**Exercise:**
Gather all lines in the entries that include the word "correct".

**Available data:**

********

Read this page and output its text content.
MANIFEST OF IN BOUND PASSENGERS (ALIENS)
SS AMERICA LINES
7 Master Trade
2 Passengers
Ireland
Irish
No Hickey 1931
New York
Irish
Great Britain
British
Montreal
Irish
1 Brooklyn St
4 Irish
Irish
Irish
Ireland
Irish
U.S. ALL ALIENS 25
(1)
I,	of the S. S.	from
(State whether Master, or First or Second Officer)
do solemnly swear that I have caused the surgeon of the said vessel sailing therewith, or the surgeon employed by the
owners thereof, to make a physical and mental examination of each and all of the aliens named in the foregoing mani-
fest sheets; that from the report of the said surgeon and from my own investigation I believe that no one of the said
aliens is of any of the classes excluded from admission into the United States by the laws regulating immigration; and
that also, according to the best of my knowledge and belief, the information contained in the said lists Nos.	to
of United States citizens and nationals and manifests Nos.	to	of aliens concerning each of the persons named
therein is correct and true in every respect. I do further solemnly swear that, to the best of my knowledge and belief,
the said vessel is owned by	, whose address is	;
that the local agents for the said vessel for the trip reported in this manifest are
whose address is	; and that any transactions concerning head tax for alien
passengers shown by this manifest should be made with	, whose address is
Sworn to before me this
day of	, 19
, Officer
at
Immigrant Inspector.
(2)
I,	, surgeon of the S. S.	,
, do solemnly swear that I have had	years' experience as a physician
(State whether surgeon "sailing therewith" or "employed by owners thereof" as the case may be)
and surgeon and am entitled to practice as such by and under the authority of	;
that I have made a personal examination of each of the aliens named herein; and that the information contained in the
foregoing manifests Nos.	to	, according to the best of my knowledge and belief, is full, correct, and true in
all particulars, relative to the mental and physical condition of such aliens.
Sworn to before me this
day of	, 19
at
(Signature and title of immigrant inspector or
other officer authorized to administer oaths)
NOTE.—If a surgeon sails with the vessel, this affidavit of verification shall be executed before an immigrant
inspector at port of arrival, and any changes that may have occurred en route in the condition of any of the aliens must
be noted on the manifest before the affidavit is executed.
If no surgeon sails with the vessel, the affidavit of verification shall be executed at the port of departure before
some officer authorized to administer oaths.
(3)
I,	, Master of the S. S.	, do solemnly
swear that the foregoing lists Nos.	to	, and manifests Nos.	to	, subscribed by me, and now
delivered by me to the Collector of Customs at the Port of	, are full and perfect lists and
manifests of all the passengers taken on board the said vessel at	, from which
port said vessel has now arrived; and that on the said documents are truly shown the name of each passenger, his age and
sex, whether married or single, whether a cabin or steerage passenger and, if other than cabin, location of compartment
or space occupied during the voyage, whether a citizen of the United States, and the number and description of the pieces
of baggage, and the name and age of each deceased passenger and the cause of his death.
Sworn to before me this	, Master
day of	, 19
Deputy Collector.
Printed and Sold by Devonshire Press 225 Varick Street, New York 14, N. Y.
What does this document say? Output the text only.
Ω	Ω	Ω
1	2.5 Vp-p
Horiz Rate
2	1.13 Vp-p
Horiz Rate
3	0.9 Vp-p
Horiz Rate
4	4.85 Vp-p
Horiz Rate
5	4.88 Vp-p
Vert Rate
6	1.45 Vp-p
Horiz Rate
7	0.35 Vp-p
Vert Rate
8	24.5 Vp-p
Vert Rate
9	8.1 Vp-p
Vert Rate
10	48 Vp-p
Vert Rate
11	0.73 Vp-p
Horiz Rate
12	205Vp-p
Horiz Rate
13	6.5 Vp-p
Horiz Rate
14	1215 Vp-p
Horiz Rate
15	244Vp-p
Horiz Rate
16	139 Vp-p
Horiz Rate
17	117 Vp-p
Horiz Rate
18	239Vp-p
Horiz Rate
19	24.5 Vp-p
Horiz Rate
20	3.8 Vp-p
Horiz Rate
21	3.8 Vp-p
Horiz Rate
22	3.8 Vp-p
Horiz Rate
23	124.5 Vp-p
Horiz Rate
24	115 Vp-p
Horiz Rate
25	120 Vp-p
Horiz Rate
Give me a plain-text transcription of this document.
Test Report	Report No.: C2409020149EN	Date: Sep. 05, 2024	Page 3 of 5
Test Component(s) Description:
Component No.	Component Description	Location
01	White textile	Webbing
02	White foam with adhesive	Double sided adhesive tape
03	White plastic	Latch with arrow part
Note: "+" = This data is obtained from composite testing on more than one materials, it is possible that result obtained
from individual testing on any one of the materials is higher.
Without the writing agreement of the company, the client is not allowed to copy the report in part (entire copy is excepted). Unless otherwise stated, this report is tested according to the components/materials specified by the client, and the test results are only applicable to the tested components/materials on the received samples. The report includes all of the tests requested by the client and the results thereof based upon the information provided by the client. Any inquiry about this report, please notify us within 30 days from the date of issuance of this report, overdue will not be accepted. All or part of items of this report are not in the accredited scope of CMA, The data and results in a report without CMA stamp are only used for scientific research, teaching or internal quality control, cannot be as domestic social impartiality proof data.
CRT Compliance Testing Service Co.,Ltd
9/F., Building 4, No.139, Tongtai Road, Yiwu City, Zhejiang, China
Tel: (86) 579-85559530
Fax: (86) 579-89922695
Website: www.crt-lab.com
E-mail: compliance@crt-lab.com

********

**Answer to the problem:**
therein is correct and true in every respect. I do further solemnly swear that, to the best of my knowledge and belief,
foregoing manifests Nos.	to	, according to the best of my knowledge and belief, is full, correct, and true in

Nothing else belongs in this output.